*Task brief:*
Provide only the number of lines in the data below that contain the word "nmol".

»»

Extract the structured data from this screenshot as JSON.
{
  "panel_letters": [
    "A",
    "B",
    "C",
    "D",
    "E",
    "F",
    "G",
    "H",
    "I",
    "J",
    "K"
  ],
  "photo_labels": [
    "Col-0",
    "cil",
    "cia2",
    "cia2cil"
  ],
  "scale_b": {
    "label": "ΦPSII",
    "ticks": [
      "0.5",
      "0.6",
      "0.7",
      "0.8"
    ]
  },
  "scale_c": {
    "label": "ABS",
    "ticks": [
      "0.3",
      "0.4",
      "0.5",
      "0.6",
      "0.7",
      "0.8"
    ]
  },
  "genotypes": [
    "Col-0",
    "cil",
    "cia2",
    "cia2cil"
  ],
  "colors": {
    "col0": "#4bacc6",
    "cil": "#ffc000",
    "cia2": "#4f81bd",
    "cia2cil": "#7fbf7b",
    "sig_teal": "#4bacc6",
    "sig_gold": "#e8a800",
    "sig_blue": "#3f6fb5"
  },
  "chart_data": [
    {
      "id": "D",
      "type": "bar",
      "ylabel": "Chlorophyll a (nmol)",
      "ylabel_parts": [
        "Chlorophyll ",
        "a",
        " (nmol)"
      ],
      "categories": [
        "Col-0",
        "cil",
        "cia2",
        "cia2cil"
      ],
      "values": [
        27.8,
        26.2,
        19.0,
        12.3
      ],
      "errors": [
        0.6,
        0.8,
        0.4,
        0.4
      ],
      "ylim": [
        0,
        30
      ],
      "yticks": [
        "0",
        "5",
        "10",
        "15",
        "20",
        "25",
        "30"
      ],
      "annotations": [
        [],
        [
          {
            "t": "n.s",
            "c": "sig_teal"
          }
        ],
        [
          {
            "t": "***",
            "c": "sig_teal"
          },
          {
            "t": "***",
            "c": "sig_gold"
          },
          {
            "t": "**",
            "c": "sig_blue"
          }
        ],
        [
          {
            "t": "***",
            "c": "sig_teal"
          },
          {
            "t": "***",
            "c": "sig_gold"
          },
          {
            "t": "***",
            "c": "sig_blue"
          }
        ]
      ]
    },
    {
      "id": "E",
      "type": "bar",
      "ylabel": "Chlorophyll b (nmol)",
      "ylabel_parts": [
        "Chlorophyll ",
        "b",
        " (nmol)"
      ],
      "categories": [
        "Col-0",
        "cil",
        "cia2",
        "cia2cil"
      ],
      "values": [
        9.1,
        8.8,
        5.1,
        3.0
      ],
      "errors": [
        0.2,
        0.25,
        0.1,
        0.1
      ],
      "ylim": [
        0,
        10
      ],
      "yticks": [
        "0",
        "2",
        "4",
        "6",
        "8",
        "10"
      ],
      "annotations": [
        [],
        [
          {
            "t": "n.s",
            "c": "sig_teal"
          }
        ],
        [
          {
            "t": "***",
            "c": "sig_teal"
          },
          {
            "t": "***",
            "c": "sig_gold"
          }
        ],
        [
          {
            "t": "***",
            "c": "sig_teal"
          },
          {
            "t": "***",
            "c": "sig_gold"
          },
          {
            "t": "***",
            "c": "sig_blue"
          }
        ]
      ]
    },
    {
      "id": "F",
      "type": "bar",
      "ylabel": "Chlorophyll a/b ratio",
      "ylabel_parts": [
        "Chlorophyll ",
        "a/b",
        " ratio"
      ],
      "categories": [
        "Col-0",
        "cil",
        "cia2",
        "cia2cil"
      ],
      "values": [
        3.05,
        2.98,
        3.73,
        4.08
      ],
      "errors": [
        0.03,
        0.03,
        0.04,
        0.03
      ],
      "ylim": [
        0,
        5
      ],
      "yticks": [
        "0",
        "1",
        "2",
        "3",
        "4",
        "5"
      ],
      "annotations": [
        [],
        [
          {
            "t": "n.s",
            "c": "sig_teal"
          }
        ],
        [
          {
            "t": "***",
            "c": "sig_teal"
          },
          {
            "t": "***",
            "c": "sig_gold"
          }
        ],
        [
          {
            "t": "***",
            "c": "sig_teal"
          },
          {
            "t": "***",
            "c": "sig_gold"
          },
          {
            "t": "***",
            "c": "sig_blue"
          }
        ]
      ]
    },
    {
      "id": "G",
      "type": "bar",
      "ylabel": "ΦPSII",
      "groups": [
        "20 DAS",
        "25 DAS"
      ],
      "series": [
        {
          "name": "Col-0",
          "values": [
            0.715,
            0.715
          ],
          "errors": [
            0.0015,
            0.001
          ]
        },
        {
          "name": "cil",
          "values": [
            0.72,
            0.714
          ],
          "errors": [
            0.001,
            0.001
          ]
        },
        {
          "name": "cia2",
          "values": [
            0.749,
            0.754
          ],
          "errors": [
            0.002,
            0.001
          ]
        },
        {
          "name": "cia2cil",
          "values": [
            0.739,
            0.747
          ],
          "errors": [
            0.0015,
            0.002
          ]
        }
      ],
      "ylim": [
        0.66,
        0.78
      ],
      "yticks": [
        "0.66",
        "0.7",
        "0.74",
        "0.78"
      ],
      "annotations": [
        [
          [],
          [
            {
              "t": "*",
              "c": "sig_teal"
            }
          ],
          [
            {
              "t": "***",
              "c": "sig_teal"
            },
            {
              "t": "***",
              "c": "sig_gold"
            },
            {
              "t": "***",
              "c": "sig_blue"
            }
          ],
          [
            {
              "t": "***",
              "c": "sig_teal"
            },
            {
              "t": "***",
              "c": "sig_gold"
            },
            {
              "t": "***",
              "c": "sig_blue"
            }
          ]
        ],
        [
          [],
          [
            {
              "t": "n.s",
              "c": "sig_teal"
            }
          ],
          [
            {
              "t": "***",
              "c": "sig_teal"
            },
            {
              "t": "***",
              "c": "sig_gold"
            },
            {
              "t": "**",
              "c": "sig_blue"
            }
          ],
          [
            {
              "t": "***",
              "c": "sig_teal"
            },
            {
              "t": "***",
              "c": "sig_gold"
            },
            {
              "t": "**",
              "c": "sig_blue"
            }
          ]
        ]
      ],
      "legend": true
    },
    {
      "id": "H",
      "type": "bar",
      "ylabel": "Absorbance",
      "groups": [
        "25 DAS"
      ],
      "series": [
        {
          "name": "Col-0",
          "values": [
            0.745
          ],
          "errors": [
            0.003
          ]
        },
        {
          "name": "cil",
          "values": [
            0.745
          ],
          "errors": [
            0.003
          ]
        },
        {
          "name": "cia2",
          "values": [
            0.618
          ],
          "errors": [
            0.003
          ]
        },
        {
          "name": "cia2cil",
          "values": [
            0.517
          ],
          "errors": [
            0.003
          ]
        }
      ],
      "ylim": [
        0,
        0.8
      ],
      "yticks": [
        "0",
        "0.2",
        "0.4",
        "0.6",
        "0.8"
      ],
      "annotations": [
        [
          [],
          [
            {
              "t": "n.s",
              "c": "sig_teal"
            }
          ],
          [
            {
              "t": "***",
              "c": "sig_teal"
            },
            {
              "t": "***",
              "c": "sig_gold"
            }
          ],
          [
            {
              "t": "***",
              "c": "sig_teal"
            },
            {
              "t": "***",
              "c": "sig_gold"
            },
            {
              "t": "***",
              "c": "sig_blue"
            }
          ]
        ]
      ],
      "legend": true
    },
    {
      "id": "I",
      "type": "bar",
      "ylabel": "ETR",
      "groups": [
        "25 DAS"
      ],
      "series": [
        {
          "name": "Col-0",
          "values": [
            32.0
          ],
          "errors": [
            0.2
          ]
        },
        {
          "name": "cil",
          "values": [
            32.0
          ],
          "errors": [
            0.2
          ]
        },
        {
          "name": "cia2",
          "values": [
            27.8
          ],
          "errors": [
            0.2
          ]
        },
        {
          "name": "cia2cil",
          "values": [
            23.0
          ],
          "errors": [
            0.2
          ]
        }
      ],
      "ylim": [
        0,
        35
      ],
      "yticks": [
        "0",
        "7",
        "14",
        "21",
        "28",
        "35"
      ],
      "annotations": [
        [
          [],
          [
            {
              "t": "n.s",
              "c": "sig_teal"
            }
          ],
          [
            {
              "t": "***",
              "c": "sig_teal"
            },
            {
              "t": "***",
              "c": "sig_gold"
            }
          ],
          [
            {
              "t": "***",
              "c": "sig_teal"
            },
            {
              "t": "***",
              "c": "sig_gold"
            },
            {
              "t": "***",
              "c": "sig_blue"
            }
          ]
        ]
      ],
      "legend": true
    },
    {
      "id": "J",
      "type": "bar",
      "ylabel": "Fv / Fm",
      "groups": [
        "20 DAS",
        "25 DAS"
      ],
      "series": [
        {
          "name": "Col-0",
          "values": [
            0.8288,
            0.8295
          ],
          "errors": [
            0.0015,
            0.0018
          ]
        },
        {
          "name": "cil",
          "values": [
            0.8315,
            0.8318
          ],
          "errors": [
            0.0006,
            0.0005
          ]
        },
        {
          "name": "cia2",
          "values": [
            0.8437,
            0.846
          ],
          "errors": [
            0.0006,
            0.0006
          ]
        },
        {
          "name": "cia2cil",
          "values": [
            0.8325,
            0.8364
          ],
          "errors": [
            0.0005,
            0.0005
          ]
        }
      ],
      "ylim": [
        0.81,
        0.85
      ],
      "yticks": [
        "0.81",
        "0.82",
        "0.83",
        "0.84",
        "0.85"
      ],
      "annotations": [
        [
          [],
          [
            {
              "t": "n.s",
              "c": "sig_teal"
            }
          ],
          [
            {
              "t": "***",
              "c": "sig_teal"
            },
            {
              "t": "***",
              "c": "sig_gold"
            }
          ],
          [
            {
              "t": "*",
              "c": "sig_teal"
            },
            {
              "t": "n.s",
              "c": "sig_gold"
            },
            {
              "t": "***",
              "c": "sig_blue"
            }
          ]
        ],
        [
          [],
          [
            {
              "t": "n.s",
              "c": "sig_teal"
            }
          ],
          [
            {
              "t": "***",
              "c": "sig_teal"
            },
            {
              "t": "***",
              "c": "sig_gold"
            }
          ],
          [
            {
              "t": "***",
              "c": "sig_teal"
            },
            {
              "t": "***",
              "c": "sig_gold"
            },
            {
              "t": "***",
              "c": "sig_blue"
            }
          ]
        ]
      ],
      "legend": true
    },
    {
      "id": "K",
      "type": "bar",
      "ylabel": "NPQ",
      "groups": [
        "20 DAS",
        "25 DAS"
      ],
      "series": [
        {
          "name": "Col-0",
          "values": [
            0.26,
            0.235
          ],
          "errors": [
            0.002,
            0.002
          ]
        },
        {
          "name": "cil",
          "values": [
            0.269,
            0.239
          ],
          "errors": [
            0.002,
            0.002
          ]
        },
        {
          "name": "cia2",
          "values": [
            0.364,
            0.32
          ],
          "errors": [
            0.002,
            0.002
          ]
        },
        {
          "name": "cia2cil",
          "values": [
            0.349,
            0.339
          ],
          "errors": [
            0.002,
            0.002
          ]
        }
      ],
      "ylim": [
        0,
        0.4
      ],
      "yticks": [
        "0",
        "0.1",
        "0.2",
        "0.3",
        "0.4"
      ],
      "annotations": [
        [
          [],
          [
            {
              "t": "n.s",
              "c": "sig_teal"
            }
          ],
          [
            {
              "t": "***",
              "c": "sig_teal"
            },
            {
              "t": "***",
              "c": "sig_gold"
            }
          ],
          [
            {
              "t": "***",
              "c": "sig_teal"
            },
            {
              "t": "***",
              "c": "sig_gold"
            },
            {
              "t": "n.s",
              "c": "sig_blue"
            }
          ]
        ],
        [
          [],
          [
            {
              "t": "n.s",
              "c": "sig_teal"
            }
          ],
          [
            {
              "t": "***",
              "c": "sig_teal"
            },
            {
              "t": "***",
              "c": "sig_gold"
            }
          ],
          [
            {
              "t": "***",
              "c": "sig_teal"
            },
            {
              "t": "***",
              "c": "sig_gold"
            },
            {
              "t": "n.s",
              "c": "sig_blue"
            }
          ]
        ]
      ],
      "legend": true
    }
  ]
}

««

*Result:*
4